EXERCISE DIRECTIONS => Reproduce each line from the records that holds "product".
● ● ●
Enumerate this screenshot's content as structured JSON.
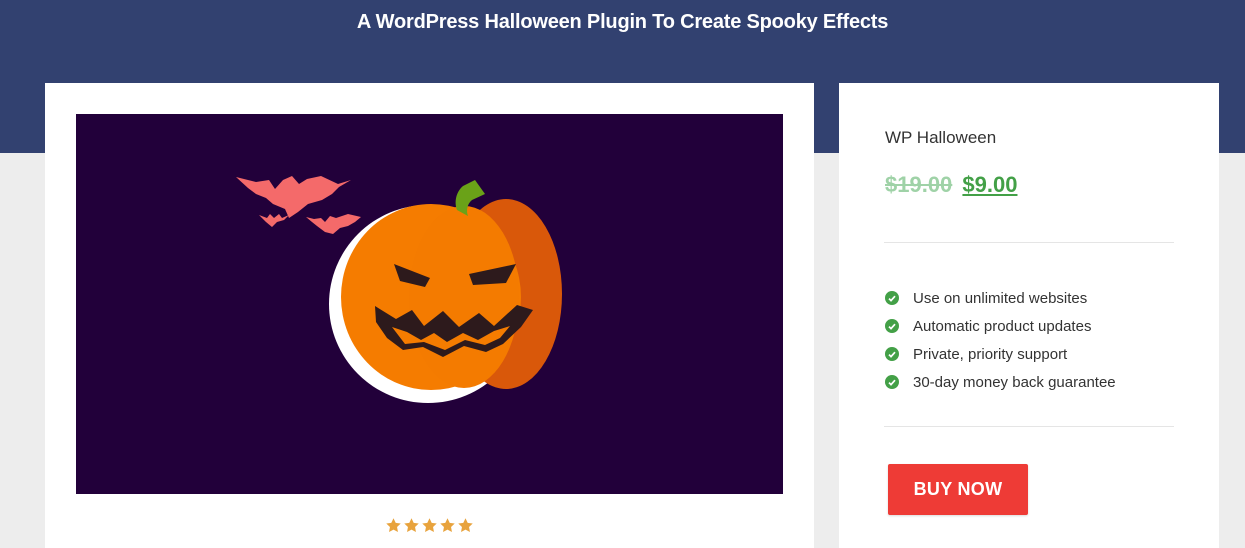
{
  "page": {
    "title": "A WordPress Halloween Plugin To Create Spooky Effects"
  },
  "product": {
    "name": "WP Halloween",
    "old_price": "$19.00",
    "new_price": "$9.00",
    "image_icon": "pumpkin-with-bats-illustration",
    "rating": 5,
    "rating_max": 5
  },
  "features": [
    "Use on unlimited websites",
    "Automatic product updates",
    "Private, priority support",
    "30-day money back guarantee"
  ],
  "buy_button": {
    "label": "BUY NOW"
  },
  "colors": {
    "header_bg": "#324170",
    "image_bg": "#22003a",
    "price_green": "#43a047",
    "old_price_green": "#9fd2a7",
    "buy_red": "#ee3b36",
    "star_gold": "#e8a33d",
    "pumpkin_orange": "#f57c00",
    "bat_coral": "#f46a6a"
  }
}
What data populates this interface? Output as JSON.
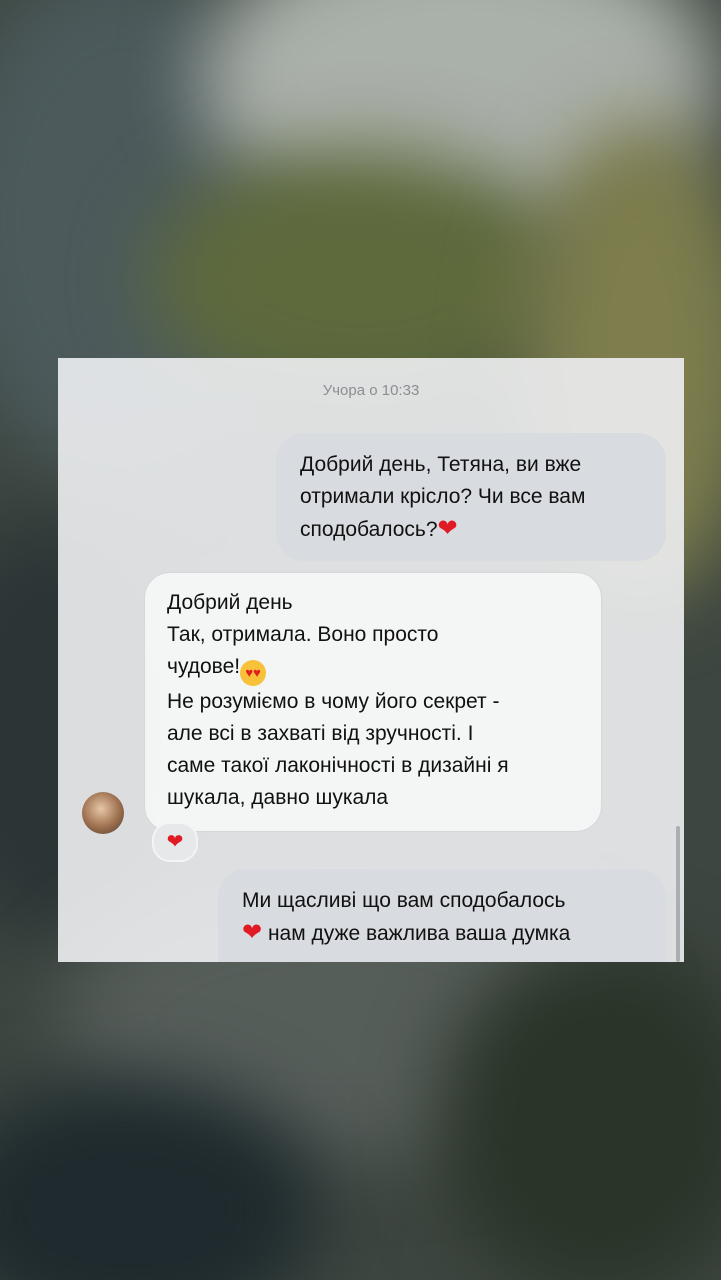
{
  "chat": {
    "timestamp": "Учора о 10:33",
    "messages": [
      {
        "direction": "outgoing",
        "lines": [
          "Добрий день, Тетяна, ви вже",
          "отримали крісло? Чи все вам",
          "сподобалось?"
        ],
        "emoji": "❤"
      },
      {
        "direction": "incoming",
        "lines": [
          "Добрий день",
          "Так, отримала. Воно просто",
          "чудове!",
          "Не розуміємо в чому його секрет -",
          "але всі в захваті від зручності. І",
          "саме такої лаконічності в дизайні я",
          "шукала, давно шукала"
        ],
        "emoji": "😍",
        "reaction": "❤"
      },
      {
        "direction": "outgoing",
        "lines": [
          "Ми щасливі що вам сподобалось",
          "нам дуже важлива ваша думка"
        ],
        "emoji": "❤"
      }
    ]
  },
  "icons": {
    "avatar": "avatar-photo",
    "heart": "red-heart-icon",
    "heart_eyes": "heart-eyes-emoji-icon"
  }
}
● ● ●
CORRECT OUTPUT =>
  "product": {
    "Automatic product updates",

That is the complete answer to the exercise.